Estratto fornito:
A chi non è mai capitato di alzarsi dal letto al mattino e avvertire dolore alle articolazioni? A dire la verità si tratta di un qualcosa che tutti noi sperimentiamo giornalmente, ma se parliamo di dolori meccanici, cioè che compaiono utilizzando le articolazioni, questi sicuramente peggiorano anche con l’avanzare dell'età.
I dolori cosiddetti infiammatori, quelli più associati all'artrite, hanno spesso un andamento più precoce. La loro comparsa si registra anche anche in giovane età e si caratterizzano soprattutto da un peggioramento al risveglio mattutino.
L’origine di questi dolori è sostanzialmente di due tipi: da una parte il dolore può essere meccanico, causato dall'usura delle articolazioni, e in questo caso si parla di artrosi; oppure può essere di tipo infiammatorio e quindi parliamo di artrite.

Dati archiviati:
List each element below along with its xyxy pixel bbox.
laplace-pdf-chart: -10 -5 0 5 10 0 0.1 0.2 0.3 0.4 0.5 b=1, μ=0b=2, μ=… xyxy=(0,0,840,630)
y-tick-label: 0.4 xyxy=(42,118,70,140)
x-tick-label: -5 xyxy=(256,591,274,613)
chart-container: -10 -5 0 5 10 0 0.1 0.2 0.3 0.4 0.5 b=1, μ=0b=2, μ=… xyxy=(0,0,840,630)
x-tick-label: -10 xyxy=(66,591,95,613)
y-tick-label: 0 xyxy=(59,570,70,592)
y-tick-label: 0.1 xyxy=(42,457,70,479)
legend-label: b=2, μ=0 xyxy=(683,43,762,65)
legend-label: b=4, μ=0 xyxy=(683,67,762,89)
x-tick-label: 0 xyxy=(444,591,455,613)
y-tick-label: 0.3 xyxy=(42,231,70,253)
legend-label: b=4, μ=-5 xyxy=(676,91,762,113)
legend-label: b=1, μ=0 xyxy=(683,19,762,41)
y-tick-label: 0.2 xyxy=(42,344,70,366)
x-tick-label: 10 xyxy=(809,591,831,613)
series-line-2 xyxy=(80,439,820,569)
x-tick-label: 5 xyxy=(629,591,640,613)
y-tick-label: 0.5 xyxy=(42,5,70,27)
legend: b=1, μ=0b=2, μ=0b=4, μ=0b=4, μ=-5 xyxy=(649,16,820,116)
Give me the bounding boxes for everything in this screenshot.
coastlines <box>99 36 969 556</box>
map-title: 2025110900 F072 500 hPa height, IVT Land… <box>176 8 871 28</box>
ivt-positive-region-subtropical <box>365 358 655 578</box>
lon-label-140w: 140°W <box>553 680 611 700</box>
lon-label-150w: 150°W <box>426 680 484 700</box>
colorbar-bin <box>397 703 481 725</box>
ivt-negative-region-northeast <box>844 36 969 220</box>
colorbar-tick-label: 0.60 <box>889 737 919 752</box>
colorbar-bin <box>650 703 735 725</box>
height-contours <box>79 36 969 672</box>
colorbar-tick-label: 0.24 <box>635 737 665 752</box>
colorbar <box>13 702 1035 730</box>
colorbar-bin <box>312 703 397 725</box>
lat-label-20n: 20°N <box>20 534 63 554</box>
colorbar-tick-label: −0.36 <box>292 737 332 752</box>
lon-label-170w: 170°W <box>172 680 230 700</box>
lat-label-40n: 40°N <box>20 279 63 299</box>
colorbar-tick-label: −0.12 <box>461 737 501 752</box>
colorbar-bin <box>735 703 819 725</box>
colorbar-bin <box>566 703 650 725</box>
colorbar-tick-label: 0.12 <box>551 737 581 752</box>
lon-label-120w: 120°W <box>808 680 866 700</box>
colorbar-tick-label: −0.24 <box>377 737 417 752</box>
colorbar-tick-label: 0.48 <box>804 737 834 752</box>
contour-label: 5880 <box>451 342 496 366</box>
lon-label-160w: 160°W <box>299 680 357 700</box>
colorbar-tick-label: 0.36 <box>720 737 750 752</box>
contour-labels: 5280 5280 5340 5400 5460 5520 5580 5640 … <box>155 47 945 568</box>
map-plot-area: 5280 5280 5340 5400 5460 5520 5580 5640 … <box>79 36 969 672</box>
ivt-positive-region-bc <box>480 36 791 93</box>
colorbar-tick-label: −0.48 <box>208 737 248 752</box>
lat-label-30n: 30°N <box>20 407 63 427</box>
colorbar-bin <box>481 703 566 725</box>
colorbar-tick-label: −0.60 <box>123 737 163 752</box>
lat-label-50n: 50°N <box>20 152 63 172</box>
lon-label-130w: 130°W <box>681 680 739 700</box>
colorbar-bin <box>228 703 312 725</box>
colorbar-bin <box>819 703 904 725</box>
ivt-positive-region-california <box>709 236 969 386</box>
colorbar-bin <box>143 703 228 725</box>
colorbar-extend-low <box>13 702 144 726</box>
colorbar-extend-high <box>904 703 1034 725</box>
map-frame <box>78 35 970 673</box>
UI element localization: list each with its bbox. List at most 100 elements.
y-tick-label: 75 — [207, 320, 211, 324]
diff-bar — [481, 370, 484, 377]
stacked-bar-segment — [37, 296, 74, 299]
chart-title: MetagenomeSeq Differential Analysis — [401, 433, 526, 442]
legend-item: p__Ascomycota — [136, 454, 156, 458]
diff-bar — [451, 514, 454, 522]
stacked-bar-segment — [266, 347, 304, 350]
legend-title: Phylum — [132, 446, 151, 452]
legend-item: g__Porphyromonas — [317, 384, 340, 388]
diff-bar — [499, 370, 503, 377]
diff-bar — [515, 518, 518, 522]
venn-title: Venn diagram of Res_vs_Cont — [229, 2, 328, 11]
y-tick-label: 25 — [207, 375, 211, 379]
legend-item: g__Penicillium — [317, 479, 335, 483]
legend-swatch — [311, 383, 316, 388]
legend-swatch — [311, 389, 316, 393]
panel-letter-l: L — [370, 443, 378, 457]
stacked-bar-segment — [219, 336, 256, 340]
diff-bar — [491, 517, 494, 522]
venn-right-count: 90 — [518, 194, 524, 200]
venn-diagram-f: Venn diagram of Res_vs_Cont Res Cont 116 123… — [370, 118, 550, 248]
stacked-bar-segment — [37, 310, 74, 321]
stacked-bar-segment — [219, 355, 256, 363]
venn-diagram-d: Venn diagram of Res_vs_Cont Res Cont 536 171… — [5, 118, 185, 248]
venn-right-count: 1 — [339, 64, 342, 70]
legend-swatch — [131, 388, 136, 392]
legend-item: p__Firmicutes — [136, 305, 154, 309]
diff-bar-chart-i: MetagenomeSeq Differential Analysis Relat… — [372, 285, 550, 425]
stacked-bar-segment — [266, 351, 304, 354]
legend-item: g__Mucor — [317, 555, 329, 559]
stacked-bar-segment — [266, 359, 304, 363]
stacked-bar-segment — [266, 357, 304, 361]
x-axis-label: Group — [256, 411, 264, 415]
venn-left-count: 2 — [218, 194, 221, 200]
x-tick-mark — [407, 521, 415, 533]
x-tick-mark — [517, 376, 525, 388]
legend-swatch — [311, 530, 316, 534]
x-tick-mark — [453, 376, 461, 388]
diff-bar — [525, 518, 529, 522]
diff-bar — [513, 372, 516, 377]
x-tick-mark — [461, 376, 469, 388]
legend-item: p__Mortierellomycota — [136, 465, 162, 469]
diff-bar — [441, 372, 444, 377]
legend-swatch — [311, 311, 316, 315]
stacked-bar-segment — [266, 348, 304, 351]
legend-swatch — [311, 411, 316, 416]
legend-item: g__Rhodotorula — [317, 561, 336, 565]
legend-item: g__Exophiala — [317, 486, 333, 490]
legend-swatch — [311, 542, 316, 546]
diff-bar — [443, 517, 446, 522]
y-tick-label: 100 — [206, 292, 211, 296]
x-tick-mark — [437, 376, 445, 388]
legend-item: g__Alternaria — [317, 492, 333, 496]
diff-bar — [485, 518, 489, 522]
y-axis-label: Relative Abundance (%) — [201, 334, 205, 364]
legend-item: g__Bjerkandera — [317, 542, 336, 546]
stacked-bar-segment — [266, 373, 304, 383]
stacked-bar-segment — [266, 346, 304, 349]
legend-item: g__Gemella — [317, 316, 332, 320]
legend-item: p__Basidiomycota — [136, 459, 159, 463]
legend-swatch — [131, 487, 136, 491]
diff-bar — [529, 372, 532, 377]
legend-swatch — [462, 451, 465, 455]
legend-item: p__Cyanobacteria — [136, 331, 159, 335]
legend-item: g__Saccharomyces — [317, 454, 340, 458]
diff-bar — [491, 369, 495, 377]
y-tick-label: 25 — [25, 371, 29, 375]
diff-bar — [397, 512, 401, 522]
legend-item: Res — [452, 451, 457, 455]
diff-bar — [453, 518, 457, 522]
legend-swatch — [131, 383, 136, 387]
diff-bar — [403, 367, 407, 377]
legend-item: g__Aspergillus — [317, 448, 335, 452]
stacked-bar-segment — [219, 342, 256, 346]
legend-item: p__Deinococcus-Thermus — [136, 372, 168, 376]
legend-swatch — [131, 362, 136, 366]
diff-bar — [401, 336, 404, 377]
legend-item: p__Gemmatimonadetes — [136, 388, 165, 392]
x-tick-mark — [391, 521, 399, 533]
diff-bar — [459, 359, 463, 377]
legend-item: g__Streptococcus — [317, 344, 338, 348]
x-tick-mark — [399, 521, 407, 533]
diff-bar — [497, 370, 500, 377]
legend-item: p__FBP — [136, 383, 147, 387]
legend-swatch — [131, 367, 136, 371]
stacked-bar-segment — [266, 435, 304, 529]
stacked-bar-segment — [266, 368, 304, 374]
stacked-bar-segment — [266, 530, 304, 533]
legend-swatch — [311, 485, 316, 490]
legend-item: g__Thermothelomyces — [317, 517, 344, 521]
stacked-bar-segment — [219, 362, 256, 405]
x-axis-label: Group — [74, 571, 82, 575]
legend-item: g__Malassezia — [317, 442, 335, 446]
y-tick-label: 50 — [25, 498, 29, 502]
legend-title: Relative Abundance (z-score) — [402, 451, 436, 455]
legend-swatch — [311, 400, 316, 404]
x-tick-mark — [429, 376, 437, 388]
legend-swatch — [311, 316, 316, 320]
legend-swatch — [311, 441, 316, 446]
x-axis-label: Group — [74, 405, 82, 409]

Compito richiesto: Riscrivi per intero il testo sui dolori alle articolazioni, parola per parola.

Risposta al compito:
A chi non è mai capitato di alzarsi dal letto al mattino e avvertire dolore alle articolazioni? A dire la verità si tratta di un qualcosa che tutti noi sperimentiamo giornalmente, ma se parliamo di dolori meccanici, cioè che compaiono utilizzando le articolazioni, questi sicuramente peggiorano anche con l’avanzare dell'età.
I dolori cosiddetti infiammatori, quelli più associati all'artrite, hanno spesso un andamento più precoce. La loro comparsa si registra anche anche in giovane età e si caratterizzano soprattutto da un peggioramento al risveglio mattutino.
L’origine di questi dolori è sostanzialmente di due tipi: da una parte il dolore può essere meccanico, causato dall'usura delle articolazioni, e in questo caso si parla di artrosi; oppure può essere di tipo infiammatorio e quindi parliamo di artrite.